▶ [Direction] All the records that follow need to be reproduced exactly. Omit the images.

────────────────

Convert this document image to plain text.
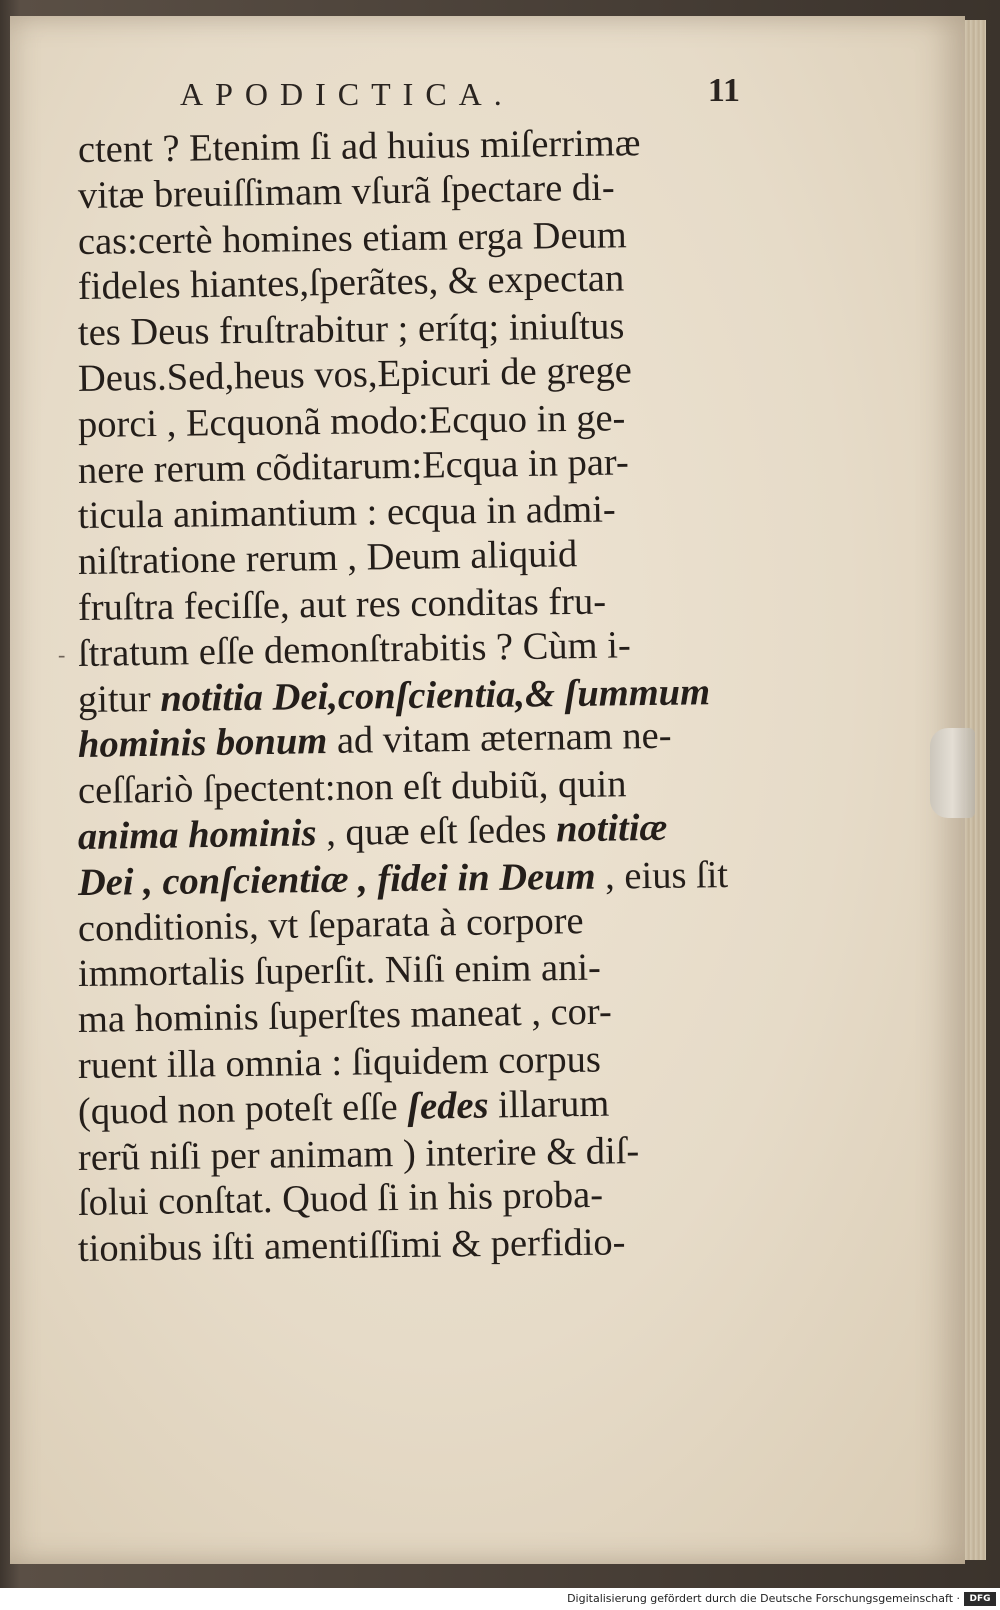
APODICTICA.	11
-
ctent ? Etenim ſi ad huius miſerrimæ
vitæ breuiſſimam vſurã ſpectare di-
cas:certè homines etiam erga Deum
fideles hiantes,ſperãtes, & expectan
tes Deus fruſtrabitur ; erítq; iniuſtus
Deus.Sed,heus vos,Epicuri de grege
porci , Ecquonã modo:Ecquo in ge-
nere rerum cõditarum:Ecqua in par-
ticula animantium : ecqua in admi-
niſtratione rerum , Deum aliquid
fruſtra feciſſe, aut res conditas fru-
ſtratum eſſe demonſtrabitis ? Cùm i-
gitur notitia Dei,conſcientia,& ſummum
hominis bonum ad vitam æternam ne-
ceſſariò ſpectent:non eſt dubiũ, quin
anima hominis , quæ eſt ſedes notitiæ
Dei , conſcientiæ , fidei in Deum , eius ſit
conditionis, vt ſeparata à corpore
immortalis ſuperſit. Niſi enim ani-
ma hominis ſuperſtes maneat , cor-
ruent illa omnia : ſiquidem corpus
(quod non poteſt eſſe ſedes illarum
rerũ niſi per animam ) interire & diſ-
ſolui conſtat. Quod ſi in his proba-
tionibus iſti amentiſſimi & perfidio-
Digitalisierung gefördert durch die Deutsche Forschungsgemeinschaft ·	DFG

────────────────

▶ [Finished answer]
Convert this document image to plain text.
APODICTICA.	11
-
ctent ? Etenim ſi ad huius miſerrimæ
vitæ breuiſſimam vſurã ſpectare di-
cas:certè homines etiam erga Deum
fideles hiantes,ſperãtes, & expectan
tes Deus fruſtrabitur ; erítq; iniuſtus
Deus.Sed,heus vos,Epicuri de grege
porci , Ecquonã modo:Ecquo in ge-
nere rerum cõditarum:Ecqua in par-
ticula animantium : ecqua in admi-
niſtratione rerum , Deum aliquid
fruſtra feciſſe, aut res conditas fru-
ſtratum eſſe demonſtrabitis ? Cùm i-
gitur notitia Dei,conſcientia,& ſummum
hominis bonum ad vitam æternam ne-
ceſſariò ſpectent:non eſt dubiũ, quin
anima hominis , quæ eſt ſedes notitiæ
Dei , conſcientiæ , fidei in Deum , eius ſit
conditionis, vt ſeparata à corpore
immortalis ſuperſit. Niſi enim ani-
ma hominis ſuperſtes maneat , cor-
ruent illa omnia : ſiquidem corpus
(quod non poteſt eſſe ſedes illarum
rerũ niſi per animam ) interire & diſ-
ſolui conſtat. Quod ſi in his proba-
tionibus iſti amentiſſimi & perfidio-
Digitalisierung gefördert durch die Deutsche Forschungsgemeinschaft ·	DFG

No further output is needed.